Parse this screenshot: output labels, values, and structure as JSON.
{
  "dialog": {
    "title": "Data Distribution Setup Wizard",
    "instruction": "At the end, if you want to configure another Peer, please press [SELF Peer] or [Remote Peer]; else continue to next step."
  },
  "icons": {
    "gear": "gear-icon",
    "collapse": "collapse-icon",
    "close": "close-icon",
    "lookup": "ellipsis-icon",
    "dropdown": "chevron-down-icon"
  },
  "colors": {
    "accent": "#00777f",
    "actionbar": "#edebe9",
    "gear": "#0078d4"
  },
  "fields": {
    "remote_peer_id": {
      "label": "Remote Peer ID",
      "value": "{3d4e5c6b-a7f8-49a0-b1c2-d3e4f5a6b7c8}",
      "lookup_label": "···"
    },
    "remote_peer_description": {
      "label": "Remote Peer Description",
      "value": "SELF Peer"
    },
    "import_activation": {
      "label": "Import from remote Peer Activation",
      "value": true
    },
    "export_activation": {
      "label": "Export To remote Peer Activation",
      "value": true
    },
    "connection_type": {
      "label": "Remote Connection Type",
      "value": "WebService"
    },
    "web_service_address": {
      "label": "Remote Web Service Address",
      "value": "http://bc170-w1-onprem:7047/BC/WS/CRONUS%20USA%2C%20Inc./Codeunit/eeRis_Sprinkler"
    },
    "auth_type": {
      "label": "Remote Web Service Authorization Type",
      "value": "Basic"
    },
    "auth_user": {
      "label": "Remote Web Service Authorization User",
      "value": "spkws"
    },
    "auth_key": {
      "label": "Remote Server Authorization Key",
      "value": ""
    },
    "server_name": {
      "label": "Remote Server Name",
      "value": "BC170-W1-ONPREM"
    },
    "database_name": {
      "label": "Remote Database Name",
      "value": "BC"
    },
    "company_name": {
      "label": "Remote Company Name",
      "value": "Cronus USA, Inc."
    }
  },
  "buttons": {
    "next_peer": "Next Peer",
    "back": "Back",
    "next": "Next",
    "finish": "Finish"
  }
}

——

→ EXERCISE INSTRUCTIONS
Each line of the listing should be echoed back exactly.

→ COMPLETE OUTPUT
Parse this screenshot: output labels, values, and structure as JSON.
{
  "dialog": {
    "title": "Data Distribution Setup Wizard",
    "instruction": "At the end, if you want to configure another Peer, please press [SELF Peer] or [Remote Peer]; else continue to next step."
  },
  "icons": {
    "gear": "gear-icon",
    "collapse": "collapse-icon",
    "close": "close-icon",
    "lookup": "ellipsis-icon",
    "dropdown": "chevron-down-icon"
  },
  "colors": {
    "accent": "#00777f",
    "actionbar": "#edebe9",
    "gear": "#0078d4"
  },
  "fields": {
    "remote_peer_id": {
      "label": "Remote Peer ID",
      "value": "{3d4e5c6b-a7f8-49a0-b1c2-d3e4f5a6b7c8}",
      "lookup_label": "···"
    },
    "remote_peer_description": {
      "label": "Remote Peer Description",
      "value": "SELF Peer"
    },
    "import_activation": {
      "label": "Import from remote Peer Activation",
      "value": true
    },
    "export_activation": {
      "label": "Export To remote Peer Activation",
      "value": true
    },
    "connection_type": {
      "label": "Remote Connection Type",
      "value": "WebService"
    },
    "web_service_address": {
      "label": "Remote Web Service Address",
      "value": "http://bc170-w1-onprem:7047/BC/WS/CRONUS%20USA%2C%20Inc./Codeunit/eeRis_Sprinkler"
    },
    "auth_type": {
      "label": "Remote Web Service Authorization Type",
      "value": "Basic"
    },
    "auth_user": {
      "label": "Remote Web Service Authorization User",
      "value": "spkws"
    },
    "auth_key": {
      "label": "Remote Server Authorization Key",
      "value": ""
    },
    "server_name": {
      "label": "Remote Server Name",
      "value": "BC170-W1-ONPREM"
    },
    "database_name": {
      "label": "Remote Database Name",
      "value": "BC"
    },
    "company_name": {
      "label": "Remote Company Name",
      "value": "Cronus USA, Inc."
    }
  },
  "buttons": {
    "next_peer": "Next Peer",
    "back": "Back",
    "next": "Next",
    "finish": "Finish"
  }
}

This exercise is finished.